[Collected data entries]
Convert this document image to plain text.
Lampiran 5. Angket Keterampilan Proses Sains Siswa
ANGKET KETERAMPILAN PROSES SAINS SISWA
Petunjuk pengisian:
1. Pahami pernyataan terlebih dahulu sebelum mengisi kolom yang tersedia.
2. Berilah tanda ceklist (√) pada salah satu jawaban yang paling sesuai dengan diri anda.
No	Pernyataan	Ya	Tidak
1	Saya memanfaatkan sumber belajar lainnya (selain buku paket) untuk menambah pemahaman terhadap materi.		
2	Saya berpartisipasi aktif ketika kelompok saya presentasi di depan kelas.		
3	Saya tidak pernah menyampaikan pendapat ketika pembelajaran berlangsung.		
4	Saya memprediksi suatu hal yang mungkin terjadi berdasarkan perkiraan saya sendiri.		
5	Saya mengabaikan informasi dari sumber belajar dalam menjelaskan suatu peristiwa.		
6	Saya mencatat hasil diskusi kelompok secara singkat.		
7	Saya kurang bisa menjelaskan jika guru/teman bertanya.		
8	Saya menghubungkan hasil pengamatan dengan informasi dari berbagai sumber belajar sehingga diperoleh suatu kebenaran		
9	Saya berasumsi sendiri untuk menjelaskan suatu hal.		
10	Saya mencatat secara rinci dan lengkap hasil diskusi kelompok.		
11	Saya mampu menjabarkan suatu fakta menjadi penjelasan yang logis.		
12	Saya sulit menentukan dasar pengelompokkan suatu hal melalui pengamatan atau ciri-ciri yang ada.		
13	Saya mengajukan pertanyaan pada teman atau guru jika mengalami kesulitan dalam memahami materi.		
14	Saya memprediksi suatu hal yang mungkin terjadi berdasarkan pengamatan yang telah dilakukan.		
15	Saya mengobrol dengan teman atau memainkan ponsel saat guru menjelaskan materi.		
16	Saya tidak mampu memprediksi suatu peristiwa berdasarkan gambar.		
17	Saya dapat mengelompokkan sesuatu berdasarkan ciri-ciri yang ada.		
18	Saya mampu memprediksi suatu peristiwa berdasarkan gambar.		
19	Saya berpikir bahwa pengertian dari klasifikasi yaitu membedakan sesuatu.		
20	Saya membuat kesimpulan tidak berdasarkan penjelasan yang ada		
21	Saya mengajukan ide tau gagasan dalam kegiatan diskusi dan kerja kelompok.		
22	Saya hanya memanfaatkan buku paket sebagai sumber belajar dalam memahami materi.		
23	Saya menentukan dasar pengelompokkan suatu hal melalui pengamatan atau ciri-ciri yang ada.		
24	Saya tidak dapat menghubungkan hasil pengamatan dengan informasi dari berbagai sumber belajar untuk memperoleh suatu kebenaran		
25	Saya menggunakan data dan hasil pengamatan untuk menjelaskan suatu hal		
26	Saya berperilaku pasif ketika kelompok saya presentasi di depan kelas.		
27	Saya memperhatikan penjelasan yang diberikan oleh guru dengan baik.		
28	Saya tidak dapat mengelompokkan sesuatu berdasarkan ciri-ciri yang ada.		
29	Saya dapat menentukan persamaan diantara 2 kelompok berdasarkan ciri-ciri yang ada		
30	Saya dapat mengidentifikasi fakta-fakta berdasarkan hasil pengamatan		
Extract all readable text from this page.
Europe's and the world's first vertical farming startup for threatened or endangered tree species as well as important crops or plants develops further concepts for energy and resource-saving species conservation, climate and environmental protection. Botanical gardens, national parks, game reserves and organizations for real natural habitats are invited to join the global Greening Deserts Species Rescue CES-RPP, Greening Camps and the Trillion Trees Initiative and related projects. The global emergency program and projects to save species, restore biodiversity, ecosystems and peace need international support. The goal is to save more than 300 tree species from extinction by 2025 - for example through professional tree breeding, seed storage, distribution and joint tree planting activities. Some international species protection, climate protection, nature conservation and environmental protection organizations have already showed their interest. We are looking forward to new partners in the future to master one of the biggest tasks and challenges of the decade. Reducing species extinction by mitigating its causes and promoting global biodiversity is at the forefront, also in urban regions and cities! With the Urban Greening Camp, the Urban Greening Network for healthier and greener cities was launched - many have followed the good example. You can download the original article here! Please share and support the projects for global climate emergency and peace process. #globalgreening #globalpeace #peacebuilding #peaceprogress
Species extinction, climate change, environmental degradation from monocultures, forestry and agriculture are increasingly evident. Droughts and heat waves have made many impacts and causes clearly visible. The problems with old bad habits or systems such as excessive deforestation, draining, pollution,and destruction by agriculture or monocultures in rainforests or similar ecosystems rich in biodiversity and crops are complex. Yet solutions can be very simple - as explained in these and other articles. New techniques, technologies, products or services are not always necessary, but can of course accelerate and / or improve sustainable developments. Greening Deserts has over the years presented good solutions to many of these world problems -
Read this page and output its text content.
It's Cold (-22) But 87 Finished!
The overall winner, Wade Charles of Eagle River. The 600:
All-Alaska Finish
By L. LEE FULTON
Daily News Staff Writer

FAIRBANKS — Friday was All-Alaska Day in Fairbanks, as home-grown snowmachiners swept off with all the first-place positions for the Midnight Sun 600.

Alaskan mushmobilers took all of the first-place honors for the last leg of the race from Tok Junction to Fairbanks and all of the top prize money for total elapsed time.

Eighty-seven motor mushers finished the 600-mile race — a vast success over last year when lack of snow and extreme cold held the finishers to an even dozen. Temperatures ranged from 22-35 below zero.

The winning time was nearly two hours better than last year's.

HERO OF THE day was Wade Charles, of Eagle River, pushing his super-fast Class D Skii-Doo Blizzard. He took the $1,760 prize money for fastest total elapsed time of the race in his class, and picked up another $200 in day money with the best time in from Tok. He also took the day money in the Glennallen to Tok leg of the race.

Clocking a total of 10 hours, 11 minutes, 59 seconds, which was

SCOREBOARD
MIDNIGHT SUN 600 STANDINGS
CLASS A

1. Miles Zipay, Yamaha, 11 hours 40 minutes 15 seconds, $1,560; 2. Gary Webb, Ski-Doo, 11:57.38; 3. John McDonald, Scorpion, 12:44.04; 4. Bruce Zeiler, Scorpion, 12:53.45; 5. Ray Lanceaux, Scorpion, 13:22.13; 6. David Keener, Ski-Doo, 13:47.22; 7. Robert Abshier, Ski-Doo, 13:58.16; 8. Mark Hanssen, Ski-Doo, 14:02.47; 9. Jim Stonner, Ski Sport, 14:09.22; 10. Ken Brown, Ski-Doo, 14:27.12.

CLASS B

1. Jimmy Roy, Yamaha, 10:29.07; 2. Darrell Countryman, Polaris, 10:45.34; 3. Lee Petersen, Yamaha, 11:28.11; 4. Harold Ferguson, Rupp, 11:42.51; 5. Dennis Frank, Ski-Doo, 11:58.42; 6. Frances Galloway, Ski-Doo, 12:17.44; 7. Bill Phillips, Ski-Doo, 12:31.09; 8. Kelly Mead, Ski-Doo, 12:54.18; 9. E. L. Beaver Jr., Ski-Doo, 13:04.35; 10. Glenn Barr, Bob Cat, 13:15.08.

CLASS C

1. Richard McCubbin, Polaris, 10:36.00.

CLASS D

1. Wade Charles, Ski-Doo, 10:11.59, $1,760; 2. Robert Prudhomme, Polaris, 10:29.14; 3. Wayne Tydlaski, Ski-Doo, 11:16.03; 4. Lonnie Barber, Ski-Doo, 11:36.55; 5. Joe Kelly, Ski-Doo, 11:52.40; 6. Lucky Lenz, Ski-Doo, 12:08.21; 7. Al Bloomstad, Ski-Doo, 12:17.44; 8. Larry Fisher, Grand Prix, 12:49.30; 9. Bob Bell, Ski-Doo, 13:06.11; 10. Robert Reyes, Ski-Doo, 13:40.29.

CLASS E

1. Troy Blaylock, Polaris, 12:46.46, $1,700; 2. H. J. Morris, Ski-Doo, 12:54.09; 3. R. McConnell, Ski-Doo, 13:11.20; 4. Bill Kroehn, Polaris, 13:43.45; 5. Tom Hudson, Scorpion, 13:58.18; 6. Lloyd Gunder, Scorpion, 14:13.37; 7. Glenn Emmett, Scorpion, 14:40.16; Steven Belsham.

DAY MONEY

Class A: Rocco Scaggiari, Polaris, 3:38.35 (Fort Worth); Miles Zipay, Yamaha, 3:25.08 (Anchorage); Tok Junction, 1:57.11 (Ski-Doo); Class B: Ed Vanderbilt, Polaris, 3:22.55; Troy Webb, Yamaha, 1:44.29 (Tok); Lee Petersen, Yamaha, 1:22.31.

WHAT IS NEEDED = Say how many lines contain the string "pengamatan", giving nothing but the count.

COMPLETE OUTPUT = 7